◆ **Task prompt**
All lines below must be repeated exactly, with the pictures omitted.

─── Available data ───

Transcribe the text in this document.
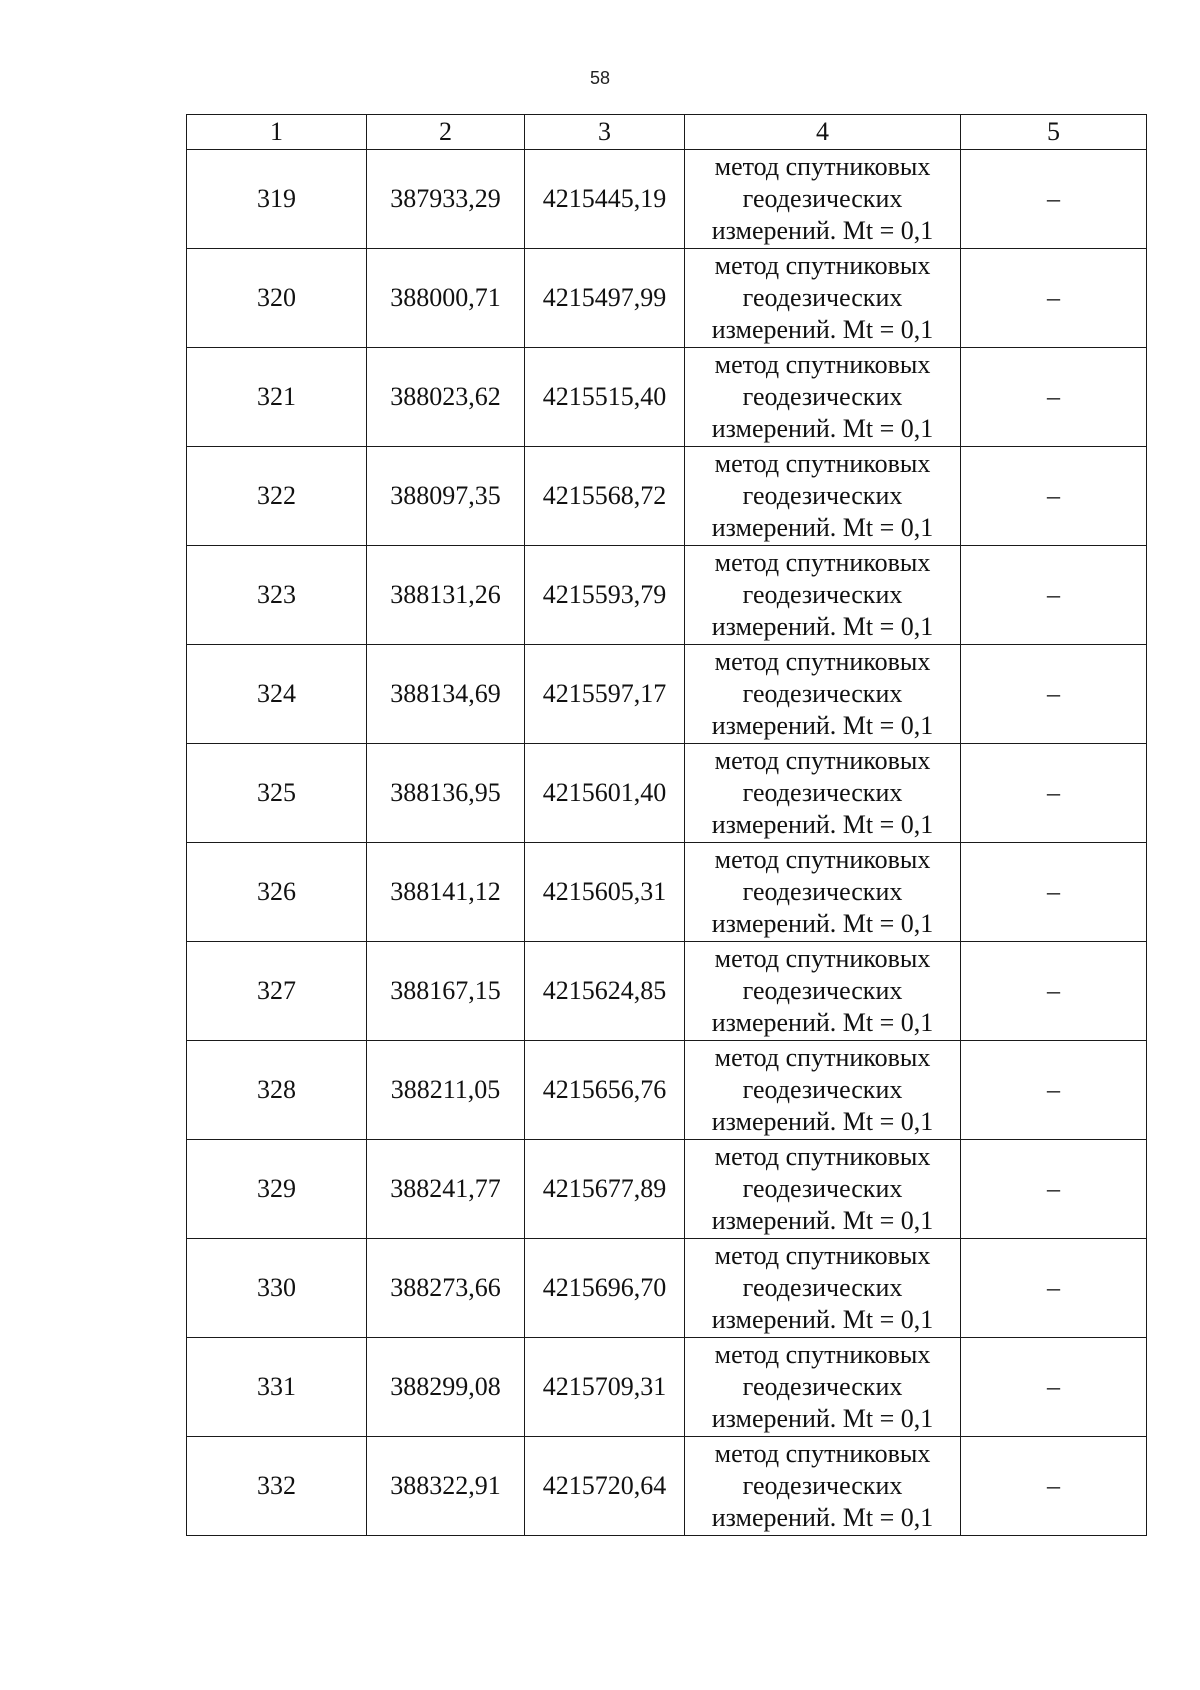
58
1	2	3	4	5
319	387933,29	4215445,19	метод спутниковых
геодезических
измерений. Mt = 0,1	–
320	388000,71	4215497,99	метод спутниковых
геодезических
измерений. Mt = 0,1	–
321	388023,62	4215515,40	метод спутниковых
геодезических
измерений. Mt = 0,1	–
322	388097,35	4215568,72	метод спутниковых
геодезических
измерений. Mt = 0,1	–
323	388131,26	4215593,79	метод спутниковых
геодезических
измерений. Mt = 0,1	–
324	388134,69	4215597,17	метод спутниковых
геодезических
измерений. Mt = 0,1	–
325	388136,95	4215601,40	метод спутниковых
геодезических
измерений. Mt = 0,1	–
326	388141,12	4215605,31	метод спутниковых
геодезических
измерений. Mt = 0,1	–
327	388167,15	4215624,85	метод спутниковых
геодезических
измерений. Mt = 0,1	–
328	388211,05	4215656,76	метод спутниковых
геодезических
измерений. Mt = 0,1	–
329	388241,77	4215677,89	метод спутниковых
геодезических
измерений. Mt = 0,1	–
330	388273,66	4215696,70	метод спутниковых
геодезических
измерений. Mt = 0,1	–
331	388299,08	4215709,31	метод спутниковых
геодезических
измерений. Mt = 0,1	–
332	388322,91	4215720,64	метод спутниковых
геодезических
измерений. Mt = 0,1	–
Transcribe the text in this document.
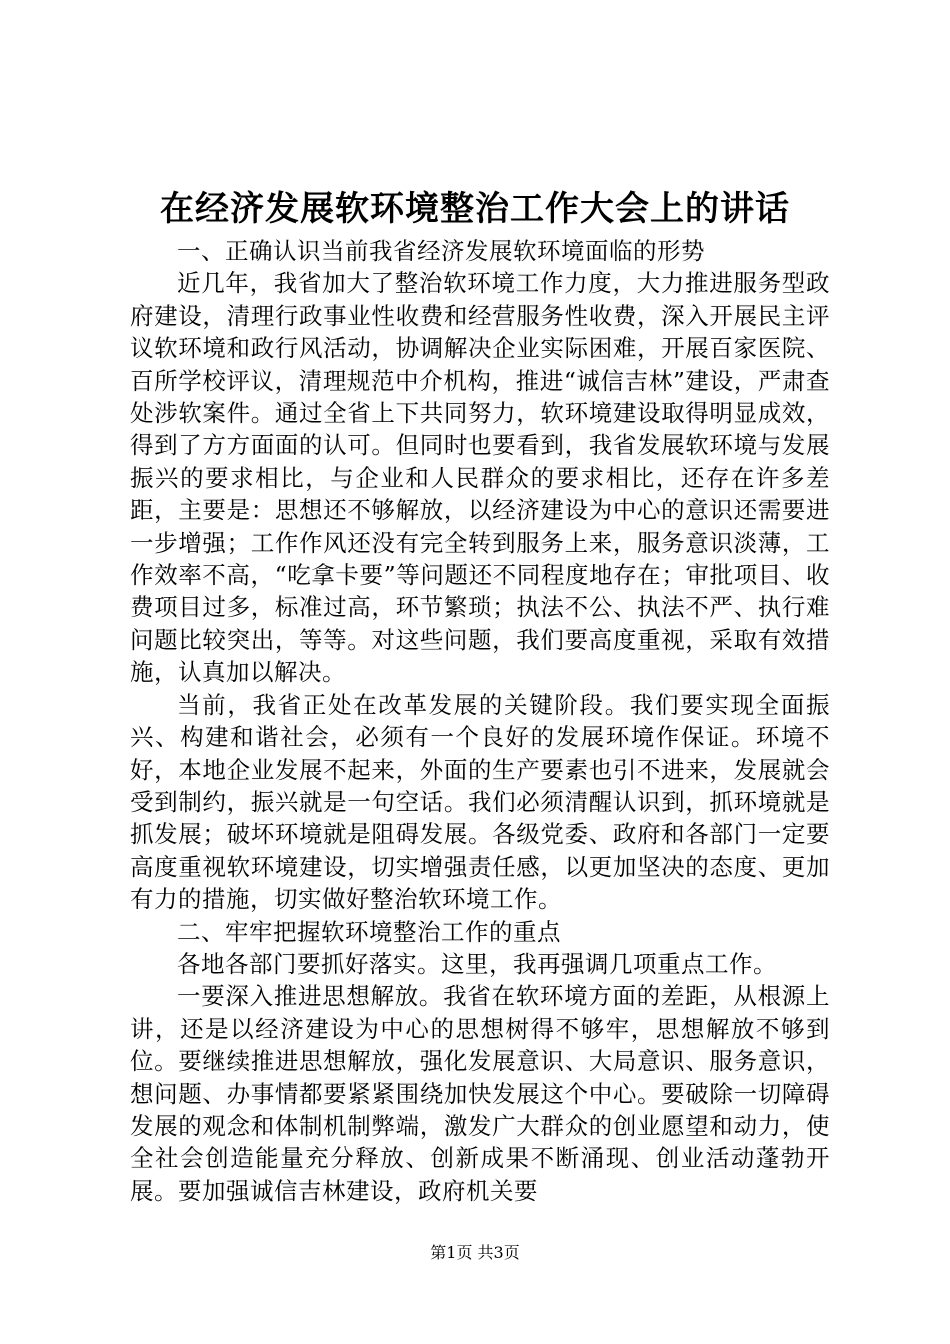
在经济发展软环境整治工作大会上的讲话

一、正确认识当前我省经济发展软环境面临的形势

近几年，我省加大了整治软环境工作力度，大力推进服务型政府建设，清理行政事业性收费和经营服务性收费，深入开展民主评议软环境和政行风活动，协调解决企业实际困难，开展百家医院、百所学校评议，清理规范中介机构，推进“诚信吉林”建设，严肃查处涉软案件。通过全省上下共同努力，软环境建设取得明显成效，得到了方方面面的认可。但同时也要看到，我省发展软环境与发展振兴的要求相比，与企业和人民群众的要求相比，还存在许多差距，主要是：思想还不够解放，以经济建设为中心的意识还需要进一步增强；工作作风还没有完全转到服务上来，服务意识淡薄，工作效率不高，“吃拿卡要”等问题还不同程度地存在；审批项目、收费项目过多，标准过高，环节繁琐；执法不公、执法不严、执行难问题比较突出，等等。对这些问题，我们要高度重视，采取有效措施，认真加以解决。

当前，我省正处在改革发展的关键阶段。我们要实现全面振兴、构建和谐社会，必须有一个良好的发展环境作保证。环境不好，本地企业发展不起来，外面的生产要素也引不进来，发展就会受到制约，振兴就是一句空话。我们必须清醒认识到，抓环境就是抓发展；破坏环境就是阻碍发展。各级党委、政府和各部门一定要高度重视软环境建设，切实增强责任感，以更加坚决的态度、更加有力的措施，切实做好整治软环境工作。

二、牢牢把握软环境整治工作的重点

各地各部门要抓好落实。这里，我再强调几项重点工作。

一要深入推进思想解放。我省在软环境方面的差距，从根源上讲，还是以经济建设为中心的思想树得不够牢，思想解放不够到位。要继续推进思想解放，强化发展意识、大局意识、服务意识，想问题、办事情都要紧紧围绕加快发展这个中心。要破除一切障碍发展的观念和体制机制弊端，激发广大群众的创业愿望和动力，使全社会创造能量充分释放、创新成果不断涌现、创业活动蓬勃开展。要加强诚信吉林建设，政府机关要

第1页 共3页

───

◆ **Exercise answer**
Transcribe the text in this document.
58
1	2	3	4	5
319	387933,29	4215445,19	метод спутниковых
геодезических
измерений. Mt = 0,1	–
320	388000,71	4215497,99	метод спутниковых
геодезических
измерений. Mt = 0,1	–
321	388023,62	4215515,40	метод спутниковых
геодезических
измерений. Mt = 0,1	–
322	388097,35	4215568,72	метод спутниковых
геодезических
измерений. Mt = 0,1	–
323	388131,26	4215593,79	метод спутниковых
геодезических
измерений. Mt = 0,1	–
324	388134,69	4215597,17	метод спутниковых
геодезических
измерений. Mt = 0,1	–
325	388136,95	4215601,40	метод спутниковых
геодезических
измерений. Mt = 0,1	–
326	388141,12	4215605,31	метод спутниковых
геодезических
измерений. Mt = 0,1	–
327	388167,15	4215624,85	метод спутниковых
геодезических
измерений. Mt = 0,1	–
328	388211,05	4215656,76	метод спутниковых
геодезических
измерений. Mt = 0,1	–
329	388241,77	4215677,89	метод спутниковых
геодезических
измерений. Mt = 0,1	–
330	388273,66	4215696,70	метод спутниковых
геодезических
измерений. Mt = 0,1	–
331	388299,08	4215709,31	метод спутниковых
геодезических
измерений. Mt = 0,1	–
332	388322,91	4215720,64	метод спутниковых
геодезических
измерений. Mt = 0,1	–
Transcribe the text in this document.
在经济发展软环境整治工作大会上的讲话

一、正确认识当前我省经济发展软环境面临的形势

近几年，我省加大了整治软环境工作力度，大力推进服务型政府建设，清理行政事业性收费和经营服务性收费，深入开展民主评议软环境和政行风活动，协调解决企业实际困难，开展百家医院、百所学校评议，清理规范中介机构，推进“诚信吉林”建设，严肃查处涉软案件。通过全省上下共同努力，软环境建设取得明显成效，得到了方方面面的认可。但同时也要看到，我省发展软环境与发展振兴的要求相比，与企业和人民群众的要求相比，还存在许多差距，主要是：思想还不够解放，以经济建设为中心的意识还需要进一步增强；工作作风还没有完全转到服务上来，服务意识淡薄，工作效率不高，“吃拿卡要”等问题还不同程度地存在；审批项目、收费项目过多，标准过高，环节繁琐；执法不公、执法不严、执行难问题比较突出，等等。对这些问题，我们要高度重视，采取有效措施，认真加以解决。

当前，我省正处在改革发展的关键阶段。我们要实现全面振兴、构建和谐社会，必须有一个良好的发展环境作保证。环境不好，本地企业发展不起来，外面的生产要素也引不进来，发展就会受到制约，振兴就是一句空话。我们必须清醒认识到，抓环境就是抓发展；破坏环境就是阻碍发展。各级党委、政府和各部门一定要高度重视软环境建设，切实增强责任感，以更加坚决的态度、更加有力的措施，切实做好整治软环境工作。

二、牢牢把握软环境整治工作的重点

各地各部门要抓好落实。这里，我再强调几项重点工作。

一要深入推进思想解放。我省在软环境方面的差距，从根源上讲，还是以经济建设为中心的思想树得不够牢，思想解放不够到位。要继续推进思想解放，强化发展意识、大局意识、服务意识，想问题、办事情都要紧紧围绕加快发展这个中心。要破除一切障碍发展的观念和体制机制弊端，激发广大群众的创业愿望和动力，使全社会创造能量充分释放、创新成果不断涌现、创业活动蓬勃开展。要加强诚信吉林建设，政府机关要

第1页 共3页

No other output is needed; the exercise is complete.